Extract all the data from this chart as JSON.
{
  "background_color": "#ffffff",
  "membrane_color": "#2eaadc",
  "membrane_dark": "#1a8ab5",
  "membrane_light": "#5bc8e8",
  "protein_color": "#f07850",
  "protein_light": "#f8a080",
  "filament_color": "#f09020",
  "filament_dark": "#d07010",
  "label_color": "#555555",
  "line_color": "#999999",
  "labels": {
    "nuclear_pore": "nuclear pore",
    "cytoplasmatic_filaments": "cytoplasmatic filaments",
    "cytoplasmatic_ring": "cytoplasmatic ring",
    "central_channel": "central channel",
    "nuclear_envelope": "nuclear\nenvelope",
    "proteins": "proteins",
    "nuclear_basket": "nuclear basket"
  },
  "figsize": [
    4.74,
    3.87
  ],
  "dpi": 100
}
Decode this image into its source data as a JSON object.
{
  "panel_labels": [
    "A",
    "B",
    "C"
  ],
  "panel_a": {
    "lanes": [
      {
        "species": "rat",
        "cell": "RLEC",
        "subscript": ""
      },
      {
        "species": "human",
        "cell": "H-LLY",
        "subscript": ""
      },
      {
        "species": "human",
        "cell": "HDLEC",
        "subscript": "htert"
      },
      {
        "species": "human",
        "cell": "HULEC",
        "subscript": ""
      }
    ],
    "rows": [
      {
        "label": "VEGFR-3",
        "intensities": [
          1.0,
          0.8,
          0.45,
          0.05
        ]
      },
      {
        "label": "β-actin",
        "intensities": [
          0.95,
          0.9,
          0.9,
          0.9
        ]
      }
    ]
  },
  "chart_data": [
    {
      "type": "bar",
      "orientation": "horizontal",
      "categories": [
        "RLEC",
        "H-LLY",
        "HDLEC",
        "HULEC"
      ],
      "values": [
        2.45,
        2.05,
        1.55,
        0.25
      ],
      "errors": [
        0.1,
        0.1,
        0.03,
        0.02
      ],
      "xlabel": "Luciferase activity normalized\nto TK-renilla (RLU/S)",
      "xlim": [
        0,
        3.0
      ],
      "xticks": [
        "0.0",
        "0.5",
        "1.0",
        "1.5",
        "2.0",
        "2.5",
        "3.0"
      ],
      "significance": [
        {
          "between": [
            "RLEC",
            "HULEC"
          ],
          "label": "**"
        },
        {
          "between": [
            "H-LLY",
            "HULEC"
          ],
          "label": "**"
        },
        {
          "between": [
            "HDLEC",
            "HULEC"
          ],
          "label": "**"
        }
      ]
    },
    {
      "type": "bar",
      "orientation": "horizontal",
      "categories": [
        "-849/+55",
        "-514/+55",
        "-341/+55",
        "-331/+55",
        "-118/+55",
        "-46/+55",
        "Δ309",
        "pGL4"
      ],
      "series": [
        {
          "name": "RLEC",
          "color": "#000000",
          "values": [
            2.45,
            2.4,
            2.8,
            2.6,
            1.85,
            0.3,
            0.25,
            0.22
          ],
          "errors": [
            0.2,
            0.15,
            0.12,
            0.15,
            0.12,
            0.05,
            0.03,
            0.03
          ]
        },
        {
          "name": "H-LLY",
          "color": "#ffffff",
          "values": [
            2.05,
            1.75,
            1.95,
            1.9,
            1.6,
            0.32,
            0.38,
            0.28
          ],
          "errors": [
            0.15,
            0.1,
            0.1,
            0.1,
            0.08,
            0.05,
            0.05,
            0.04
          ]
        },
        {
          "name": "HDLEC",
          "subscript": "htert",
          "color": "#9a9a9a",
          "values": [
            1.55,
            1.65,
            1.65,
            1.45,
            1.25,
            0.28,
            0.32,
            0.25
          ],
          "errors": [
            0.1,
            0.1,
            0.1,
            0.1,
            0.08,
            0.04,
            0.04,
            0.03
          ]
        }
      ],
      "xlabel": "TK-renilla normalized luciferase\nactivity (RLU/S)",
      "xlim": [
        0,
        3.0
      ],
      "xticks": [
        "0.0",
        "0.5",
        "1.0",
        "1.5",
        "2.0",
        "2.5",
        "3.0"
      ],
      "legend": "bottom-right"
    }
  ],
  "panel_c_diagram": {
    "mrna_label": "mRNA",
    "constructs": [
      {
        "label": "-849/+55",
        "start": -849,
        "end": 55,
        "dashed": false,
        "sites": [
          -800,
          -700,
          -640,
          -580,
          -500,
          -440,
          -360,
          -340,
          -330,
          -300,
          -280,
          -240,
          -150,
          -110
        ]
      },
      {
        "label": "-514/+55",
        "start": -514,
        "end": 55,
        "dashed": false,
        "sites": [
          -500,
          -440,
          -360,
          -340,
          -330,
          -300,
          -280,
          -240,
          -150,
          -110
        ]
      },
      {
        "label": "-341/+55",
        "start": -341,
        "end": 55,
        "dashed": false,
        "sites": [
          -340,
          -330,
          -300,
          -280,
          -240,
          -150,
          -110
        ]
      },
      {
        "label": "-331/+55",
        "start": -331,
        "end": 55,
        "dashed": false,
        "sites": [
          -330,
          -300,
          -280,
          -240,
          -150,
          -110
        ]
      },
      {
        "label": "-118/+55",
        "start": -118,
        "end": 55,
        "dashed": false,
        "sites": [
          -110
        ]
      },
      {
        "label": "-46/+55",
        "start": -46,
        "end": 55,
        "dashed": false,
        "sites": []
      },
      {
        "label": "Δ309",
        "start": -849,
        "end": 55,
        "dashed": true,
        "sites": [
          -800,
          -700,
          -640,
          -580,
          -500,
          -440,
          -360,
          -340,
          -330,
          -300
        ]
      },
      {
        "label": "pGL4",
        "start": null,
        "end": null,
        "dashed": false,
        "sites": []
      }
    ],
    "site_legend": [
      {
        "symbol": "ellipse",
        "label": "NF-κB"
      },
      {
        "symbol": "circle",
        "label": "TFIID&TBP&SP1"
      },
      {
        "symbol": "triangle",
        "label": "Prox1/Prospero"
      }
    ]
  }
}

EXERCISE:
All of the records above should be transcribed exactly.

WRITTEN SOLUTION:
Extract all the data from this chart as JSON.
{
  "background_color": "#ffffff",
  "membrane_color": "#2eaadc",
  "membrane_dark": "#1a8ab5",
  "membrane_light": "#5bc8e8",
  "protein_color": "#f07850",
  "protein_light": "#f8a080",
  "filament_color": "#f09020",
  "filament_dark": "#d07010",
  "label_color": "#555555",
  "line_color": "#999999",
  "labels": {
    "nuclear_pore": "nuclear pore",
    "cytoplasmatic_filaments": "cytoplasmatic filaments",
    "cytoplasmatic_ring": "cytoplasmatic ring",
    "central_channel": "central channel",
    "nuclear_envelope": "nuclear\nenvelope",
    "proteins": "proteins",
    "nuclear_basket": "nuclear basket"
  },
  "figsize": [
    4.74,
    3.87
  ],
  "dpi": 100
}
Decode this image into its source data as a JSON object.
{
  "panel_labels": [
    "A",
    "B",
    "C"
  ],
  "panel_a": {
    "lanes": [
      {
        "species": "rat",
        "cell": "RLEC",
        "subscript": ""
      },
      {
        "species": "human",
        "cell": "H-LLY",
        "subscript": ""
      },
      {
        "species": "human",
        "cell": "HDLEC",
        "subscript": "htert"
      },
      {
        "species": "human",
        "cell": "HULEC",
        "subscript": ""
      }
    ],
    "rows": [
      {
        "label": "VEGFR-3",
        "intensities": [
          1.0,
          0.8,
          0.45,
          0.05
        ]
      },
      {
        "label": "β-actin",
        "intensities": [
          0.95,
          0.9,
          0.9,
          0.9
        ]
      }
    ]
  },
  "chart_data": [
    {
      "type": "bar",
      "orientation": "horizontal",
      "categories": [
        "RLEC",
        "H-LLY",
        "HDLEC",
        "HULEC"
      ],
      "values": [
        2.45,
        2.05,
        1.55,
        0.25
      ],
      "errors": [
        0.1,
        0.1,
        0.03,
        0.02
      ],
      "xlabel": "Luciferase activity normalized\nto TK-renilla (RLU/S)",
      "xlim": [
        0,
        3.0
      ],
      "xticks": [
        "0.0",
        "0.5",
        "1.0",
        "1.5",
        "2.0",
        "2.5",
        "3.0"
      ],
      "significance": [
        {
          "between": [
            "RLEC",
            "HULEC"
          ],
          "label": "**"
        },
        {
          "between": [
            "H-LLY",
            "HULEC"
          ],
          "label": "**"
        },
        {
          "between": [
            "HDLEC",
            "HULEC"
          ],
          "label": "**"
        }
      ]
    },
    {
      "type": "bar",
      "orientation": "horizontal",
      "categories": [
        "-849/+55",
        "-514/+55",
        "-341/+55",
        "-331/+55",
        "-118/+55",
        "-46/+55",
        "Δ309",
        "pGL4"
      ],
      "series": [
        {
          "name": "RLEC",
          "color": "#000000",
          "values": [
            2.45,
            2.4,
            2.8,
            2.6,
            1.85,
            0.3,
            0.25,
            0.22
          ],
          "errors": [
            0.2,
            0.15,
            0.12,
            0.15,
            0.12,
            0.05,
            0.03,
            0.03
          ]
        },
        {
          "name": "H-LLY",
          "color": "#ffffff",
          "values": [
            2.05,
            1.75,
            1.95,
            1.9,
            1.6,
            0.32,
            0.38,
            0.28
          ],
          "errors": [
            0.15,
            0.1,
            0.1,
            0.1,
            0.08,
            0.05,
            0.05,
            0.04
          ]
        },
        {
          "name": "HDLEC",
          "subscript": "htert",
          "color": "#9a9a9a",
          "values": [
            1.55,
            1.65,
            1.65,
            1.45,
            1.25,
            0.28,
            0.32,
            0.25
          ],
          "errors": [
            0.1,
            0.1,
            0.1,
            0.1,
            0.08,
            0.04,
            0.04,
            0.03
          ]
        }
      ],
      "xlabel": "TK-renilla normalized luciferase\nactivity (RLU/S)",
      "xlim": [
        0,
        3.0
      ],
      "xticks": [
        "0.0",
        "0.5",
        "1.0",
        "1.5",
        "2.0",
        "2.5",
        "3.0"
      ],
      "legend": "bottom-right"
    }
  ],
  "panel_c_diagram": {
    "mrna_label": "mRNA",
    "constructs": [
      {
        "label": "-849/+55",
        "start": -849,
        "end": 55,
        "dashed": false,
        "sites": [
          -800,
          -700,
          -640,
          -580,
          -500,
          -440,
          -360,
          -340,
          -330,
          -300,
          -280,
          -240,
          -150,
          -110
        ]
      },
      {
        "label": "-514/+55",
        "start": -514,
        "end": 55,
        "dashed": false,
        "sites": [
          -500,
          -440,
          -360,
          -340,
          -330,
          -300,
          -280,
          -240,
          -150,
          -110
        ]
      },
      {
        "label": "-341/+55",
        "start": -341,
        "end": 55,
        "dashed": false,
        "sites": [
          -340,
          -330,
          -300,
          -280,
          -240,
          -150,
          -110
        ]
      },
      {
        "label": "-331/+55",
        "start": -331,
        "end": 55,
        "dashed": false,
        "sites": [
          -330,
          -300,
          -280,
          -240,
          -150,
          -110
        ]
      },
      {
        "label": "-118/+55",
        "start": -118,
        "end": 55,
        "dashed": false,
        "sites": [
          -110
        ]
      },
      {
        "label": "-46/+55",
        "start": -46,
        "end": 55,
        "dashed": false,
        "sites": []
      },
      {
        "label": "Δ309",
        "start": -849,
        "end": 55,
        "dashed": true,
        "sites": [
          -800,
          -700,
          -640,
          -580,
          -500,
          -440,
          -360,
          -340,
          -330,
          -300
        ]
      },
      {
        "label": "pGL4",
        "start": null,
        "end": null,
        "dashed": false,
        "sites": []
      }
    ],
    "site_legend": [
      {
        "symbol": "ellipse",
        "label": "NF-κB"
      },
      {
        "symbol": "circle",
        "label": "TFIID&TBP&SP1"
      },
      {
        "symbol": "triangle",
        "label": "Prox1/Prospero"
      }
    ]
  }
}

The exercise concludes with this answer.